Every line containing "personer" should be copied out. Go through the entries and find them.
───── Provided data
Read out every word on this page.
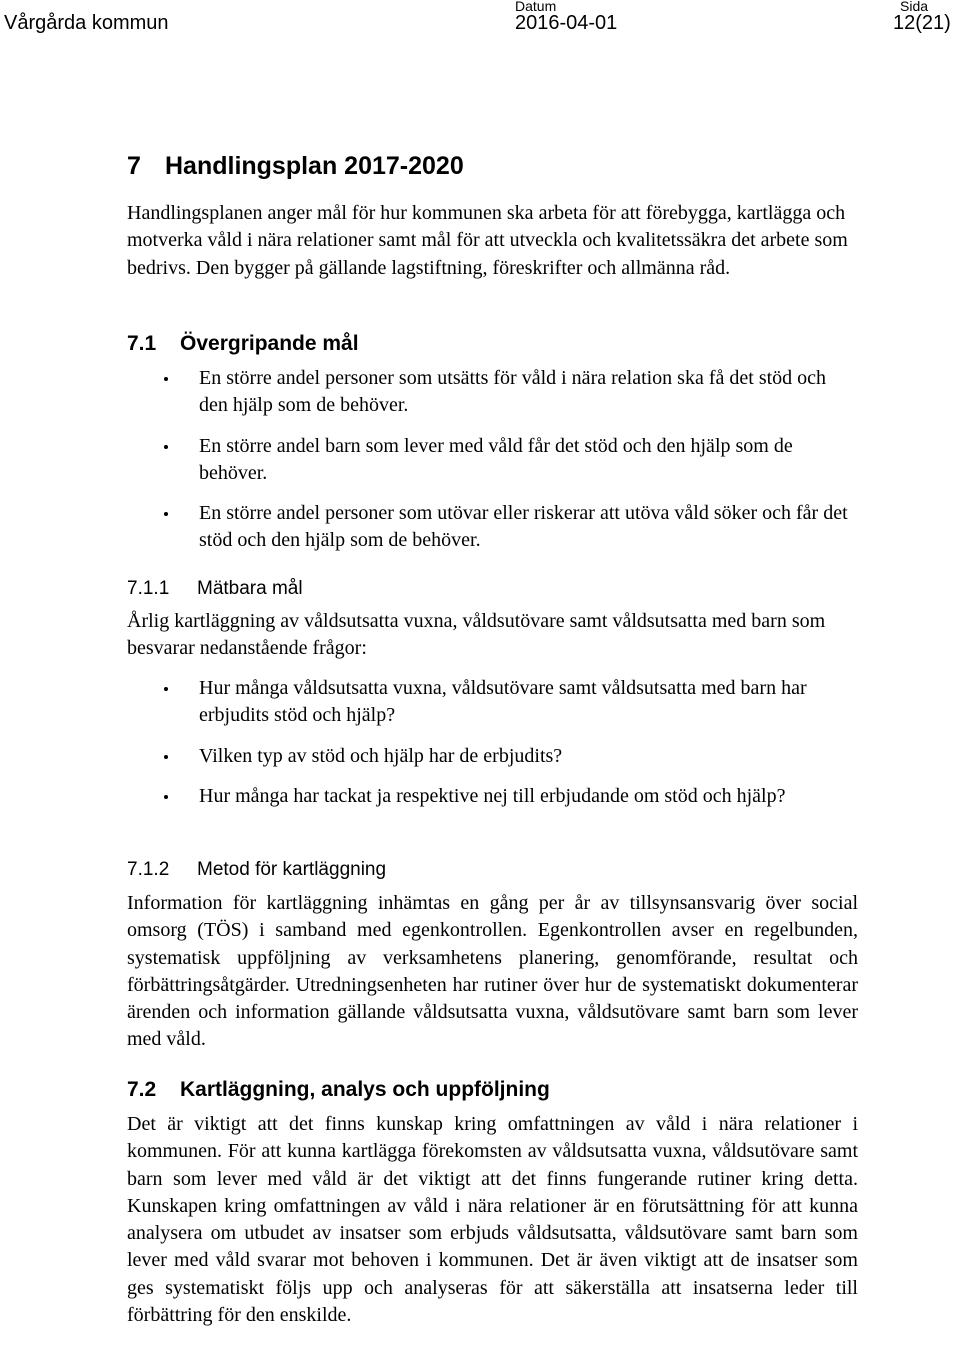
Vårgårda kommun
Datum
2016-04-01
Sida
12(21)
7 Handlingsplan 2017-2020

Handlingsplanen anger mål för hur kommunen ska arbeta för att förebygga, kartlägga och motverka våld i nära relationer samt mål för att utveckla och kvalitetssäkra det arbete som bedrivs. Den bygger på gällande lagstiftning, föreskrifter och allmänna råd.

7.1 Övergripande mål
En större andel personer som utsätts för våld i nära relation ska få det stöd och den hjälp som de behöver.
En större andel barn som lever med våld får det stöd och den hjälp som de behöver.
En större andel personer som utövar eller riskerar att utöva våld söker och får det stöd och den hjälp som de behöver.
7.1.1 Mätbara mål

Årlig kartläggning av våldsutsatta vuxna, våldsutövare samt våldsutsatta med barn som besvarar nedanstående frågor:

Hur många våldsutsatta vuxna, våldsutövare samt våldsutsatta med barn har erbjudits stöd och hjälp?
Vilken typ av stöd och hjälp har de erbjudits?
Hur många har tackat ja respektive nej till erbjudande om stöd och hjälp?
7.1.2 Metod för kartläggning

Information för kartläggning inhämtas en gång per år av tillsynsansvarig över social omsorg (TÖS) i samband med egenkontrollen. Egenkontrollen avser en regelbunden, systematisk uppföljning av verksamhetens planering, genomförande, resultat och förbättringsåtgärder. Utredningsenheten har rutiner över hur de systematiskt dokumenterar ärenden och information gällande våldsutsatta vuxna, våldsutövare samt barn som lever med våld.

7.2 Kartläggning, analys och uppföljning

Det är viktigt att det finns kunskap kring omfattningen av våld i nära relationer i kommunen. För att kunna kartlägga förekomsten av våldsutsatta vuxna, våldsutövare samt barn som lever med våld är det viktigt att det finns fungerande rutiner kring detta. Kunskapen kring omfattningen av våld i nära relationer är en förutsättning för att kunna analysera om utbudet av insatser som erbjuds våldsutsatta, våldsutövare samt barn som lever med våld svarar mot behoven i kommunen. Det är även viktigt att de insatser som ges systematiskt följs upp och analyseras för att säkerställa att insatserna leder till förbättring för den enskilde.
──────────
Response box →
En större andel personer som utsätts för våld i nära relation ska få det stöd och den hjälp som de behöver.
En större andel personer som utövar eller riskerar att utöva våld söker och får det stöd och den hjälp som de behöver.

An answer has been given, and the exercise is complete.